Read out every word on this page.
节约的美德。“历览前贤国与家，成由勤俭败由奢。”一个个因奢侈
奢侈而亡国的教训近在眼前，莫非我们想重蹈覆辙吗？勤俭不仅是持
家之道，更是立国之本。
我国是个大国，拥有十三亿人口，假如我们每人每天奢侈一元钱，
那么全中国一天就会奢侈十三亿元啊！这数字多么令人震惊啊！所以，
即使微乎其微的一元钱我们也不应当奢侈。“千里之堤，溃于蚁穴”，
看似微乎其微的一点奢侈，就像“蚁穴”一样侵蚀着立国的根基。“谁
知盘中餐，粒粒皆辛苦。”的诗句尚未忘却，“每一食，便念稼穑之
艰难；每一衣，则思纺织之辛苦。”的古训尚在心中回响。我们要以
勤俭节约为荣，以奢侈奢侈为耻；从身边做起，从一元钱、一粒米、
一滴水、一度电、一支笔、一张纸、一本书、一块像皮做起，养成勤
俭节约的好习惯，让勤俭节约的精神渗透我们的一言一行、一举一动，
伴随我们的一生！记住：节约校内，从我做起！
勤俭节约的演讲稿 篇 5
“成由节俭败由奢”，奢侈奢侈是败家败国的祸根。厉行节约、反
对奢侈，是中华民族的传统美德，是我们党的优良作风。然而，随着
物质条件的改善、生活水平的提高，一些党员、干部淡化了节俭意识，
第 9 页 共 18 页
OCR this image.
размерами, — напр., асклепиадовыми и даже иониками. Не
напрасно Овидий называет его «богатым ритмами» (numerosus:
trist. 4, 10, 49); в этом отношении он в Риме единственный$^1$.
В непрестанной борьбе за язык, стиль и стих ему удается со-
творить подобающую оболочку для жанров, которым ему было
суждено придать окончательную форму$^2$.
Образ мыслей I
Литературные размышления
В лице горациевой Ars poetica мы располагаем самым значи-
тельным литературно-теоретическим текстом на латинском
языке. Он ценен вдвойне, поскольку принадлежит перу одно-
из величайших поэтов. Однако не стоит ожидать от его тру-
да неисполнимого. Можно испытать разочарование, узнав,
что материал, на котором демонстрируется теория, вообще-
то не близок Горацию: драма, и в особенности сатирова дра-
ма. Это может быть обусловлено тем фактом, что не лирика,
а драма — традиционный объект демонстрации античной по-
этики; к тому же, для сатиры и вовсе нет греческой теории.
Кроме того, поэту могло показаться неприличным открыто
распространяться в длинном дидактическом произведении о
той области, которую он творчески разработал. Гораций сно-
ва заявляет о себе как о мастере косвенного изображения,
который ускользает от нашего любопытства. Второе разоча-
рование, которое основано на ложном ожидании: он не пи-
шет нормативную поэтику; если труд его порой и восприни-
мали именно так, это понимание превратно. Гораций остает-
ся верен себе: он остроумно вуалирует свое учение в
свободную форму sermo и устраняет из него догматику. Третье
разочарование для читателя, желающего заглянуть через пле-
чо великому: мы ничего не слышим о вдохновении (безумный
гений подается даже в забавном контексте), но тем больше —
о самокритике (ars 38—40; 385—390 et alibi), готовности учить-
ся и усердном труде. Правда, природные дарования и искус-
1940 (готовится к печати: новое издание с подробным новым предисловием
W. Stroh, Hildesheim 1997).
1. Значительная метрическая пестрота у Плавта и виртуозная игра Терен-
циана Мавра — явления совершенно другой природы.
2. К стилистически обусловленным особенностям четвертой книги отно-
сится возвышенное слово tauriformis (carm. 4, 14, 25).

+++++

| EXERCISE OBJECTIVE |
Reproduce the complete data exactly as presented above.

| ANSWER TO THE PROBLEM |
Read out every word on this page.
节约的美德。“历览前贤国与家，成由勤俭败由奢。”一个个因奢侈
奢侈而亡国的教训近在眼前，莫非我们想重蹈覆辙吗？勤俭不仅是持
家之道，更是立国之本。
我国是个大国，拥有十三亿人口，假如我们每人每天奢侈一元钱，
那么全中国一天就会奢侈十三亿元啊！这数字多么令人震惊啊！所以，
即使微乎其微的一元钱我们也不应当奢侈。“千里之堤，溃于蚁穴”，
看似微乎其微的一点奢侈，就像“蚁穴”一样侵蚀着立国的根基。“谁
知盘中餐，粒粒皆辛苦。”的诗句尚未忘却，“每一食，便念稼穑之
艰难；每一衣，则思纺织之辛苦。”的古训尚在心中回响。我们要以
勤俭节约为荣，以奢侈奢侈为耻；从身边做起，从一元钱、一粒米、
一滴水、一度电、一支笔、一张纸、一本书、一块像皮做起，养成勤
俭节约的好习惯，让勤俭节约的精神渗透我们的一言一行、一举一动，
伴随我们的一生！记住：节约校内，从我做起！
勤俭节约的演讲稿 篇 5
“成由节俭败由奢”，奢侈奢侈是败家败国的祸根。厉行节约、反
对奢侈，是中华民族的传统美德，是我们党的优良作风。然而，随着
物质条件的改善、生活水平的提高，一些党员、干部淡化了节俭意识，
第 9 页 共 18 页
OCR this image.
размерами, — напр., асклепиадовыми и даже иониками. Не
напрасно Овидий называет его «богатым ритмами» (numerosus:
trist. 4, 10, 49); в этом отношении он в Риме единственный$^1$.
В непрестанной борьбе за язык, стиль и стих ему удается со-
творить подобающую оболочку для жанров, которым ему было
суждено придать окончательную форму$^2$.
Образ мыслей I
Литературные размышления
В лице горациевой Ars poetica мы располагаем самым значи-
тельным литературно-теоретическим текстом на латинском
языке. Он ценен вдвойне, поскольку принадлежит перу одно-
из величайших поэтов. Однако не стоит ожидать от его тру-
да неисполнимого. Можно испытать разочарование, узнав,
что материал, на котором демонстрируется теория, вообще-
то не близок Горацию: драма, и в особенности сатирова дра-
ма. Это может быть обусловлено тем фактом, что не лирика,
а драма — традиционный объект демонстрации античной по-
этики; к тому же, для сатиры и вовсе нет греческой теории.
Кроме того, поэту могло показаться неприличным открыто
распространяться в длинном дидактическом произведении о
той области, которую он творчески разработал. Гораций сно-
ва заявляет о себе как о мастере косвенного изображения,
который ускользает от нашего любопытства. Второе разоча-
рование, которое основано на ложном ожидании: он не пи-
шет нормативную поэтику; если труд его порой и восприни-
мали именно так, это понимание превратно. Гораций остает-
ся верен себе: он остроумно вуалирует свое учение в
свободную форму sermo и устраняет из него догматику. Третье
разочарование для читателя, желающего заглянуть через пле-
чо великому: мы ничего не слышим о вдохновении (безумный
гений подается даже в забавном контексте), но тем больше —
о самокритике (ars 38—40; 385—390 et alibi), готовности учить-
ся и усердном труде. Правда, природные дарования и искус-
1940 (готовится к печати: новое издание с подробным новым предисловием
W. Stroh, Hildesheim 1997).
1. Значительная метрическая пестрота у Плавта и виртуозная игра Терен-
циана Мавра — явления совершенно другой природы.
2. К стилистически обусловленным особенностям четвертой книги отно-
сится возвышенное слово tauriformis (carm. 4, 14, 25).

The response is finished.